◆ REQUIREMENT
Search the material for the string "name", then report how many lines hold it, with no other text.

◆ SUPPLIED MATERIAL
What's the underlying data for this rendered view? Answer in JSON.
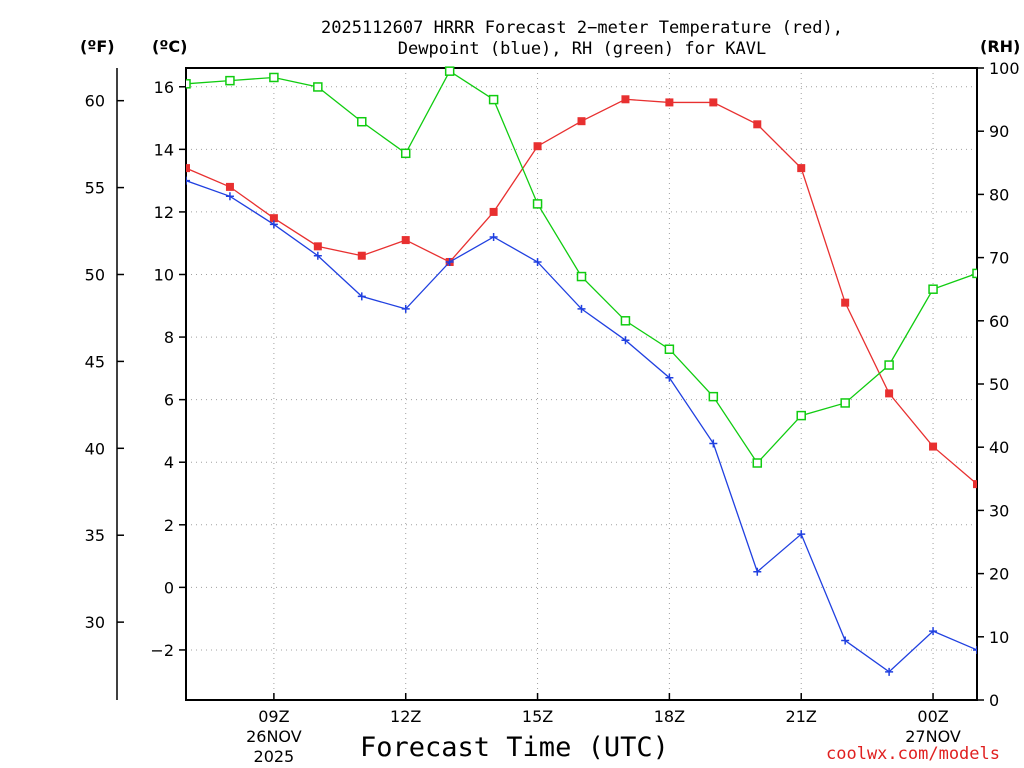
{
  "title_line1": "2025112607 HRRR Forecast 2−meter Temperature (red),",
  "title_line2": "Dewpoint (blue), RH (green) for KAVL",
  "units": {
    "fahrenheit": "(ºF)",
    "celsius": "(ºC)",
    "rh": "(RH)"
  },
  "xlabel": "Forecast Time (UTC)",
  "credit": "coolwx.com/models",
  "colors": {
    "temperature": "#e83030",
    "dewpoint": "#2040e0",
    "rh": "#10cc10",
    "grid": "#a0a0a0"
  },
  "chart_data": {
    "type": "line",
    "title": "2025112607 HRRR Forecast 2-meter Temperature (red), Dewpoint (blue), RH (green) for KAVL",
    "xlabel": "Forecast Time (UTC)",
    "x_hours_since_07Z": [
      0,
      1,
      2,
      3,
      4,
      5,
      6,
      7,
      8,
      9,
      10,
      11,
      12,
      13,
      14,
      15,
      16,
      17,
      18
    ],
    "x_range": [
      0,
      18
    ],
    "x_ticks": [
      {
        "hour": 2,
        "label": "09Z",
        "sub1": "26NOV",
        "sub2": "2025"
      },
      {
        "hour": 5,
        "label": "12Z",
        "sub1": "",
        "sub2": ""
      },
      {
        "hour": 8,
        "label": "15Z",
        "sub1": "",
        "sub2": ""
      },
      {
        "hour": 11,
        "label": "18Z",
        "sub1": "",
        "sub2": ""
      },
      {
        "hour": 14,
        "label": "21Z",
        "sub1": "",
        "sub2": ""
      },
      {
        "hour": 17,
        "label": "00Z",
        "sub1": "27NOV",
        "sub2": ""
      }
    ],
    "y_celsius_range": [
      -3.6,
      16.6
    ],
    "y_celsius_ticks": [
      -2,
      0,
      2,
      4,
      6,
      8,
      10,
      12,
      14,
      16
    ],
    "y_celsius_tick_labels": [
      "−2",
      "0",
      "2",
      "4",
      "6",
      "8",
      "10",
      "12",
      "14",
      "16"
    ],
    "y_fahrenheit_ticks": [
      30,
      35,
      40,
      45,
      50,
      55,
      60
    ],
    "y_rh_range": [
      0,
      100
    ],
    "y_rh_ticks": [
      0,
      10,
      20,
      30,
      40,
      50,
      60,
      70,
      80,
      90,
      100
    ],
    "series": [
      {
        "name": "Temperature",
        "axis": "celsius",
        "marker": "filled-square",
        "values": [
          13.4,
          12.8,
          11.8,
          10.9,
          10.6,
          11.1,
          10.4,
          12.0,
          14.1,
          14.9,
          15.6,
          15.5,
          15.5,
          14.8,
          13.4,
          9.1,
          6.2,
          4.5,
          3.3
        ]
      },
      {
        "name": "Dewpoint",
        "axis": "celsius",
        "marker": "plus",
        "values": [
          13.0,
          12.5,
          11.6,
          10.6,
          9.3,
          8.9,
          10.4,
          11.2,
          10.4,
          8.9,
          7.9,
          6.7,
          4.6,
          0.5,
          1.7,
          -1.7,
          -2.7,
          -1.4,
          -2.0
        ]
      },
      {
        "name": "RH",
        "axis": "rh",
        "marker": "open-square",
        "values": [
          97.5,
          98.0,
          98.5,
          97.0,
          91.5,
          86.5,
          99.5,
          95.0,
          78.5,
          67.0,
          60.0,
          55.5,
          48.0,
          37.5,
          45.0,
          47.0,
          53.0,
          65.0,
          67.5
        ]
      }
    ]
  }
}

◆ ANSWER FOR THE TASK
3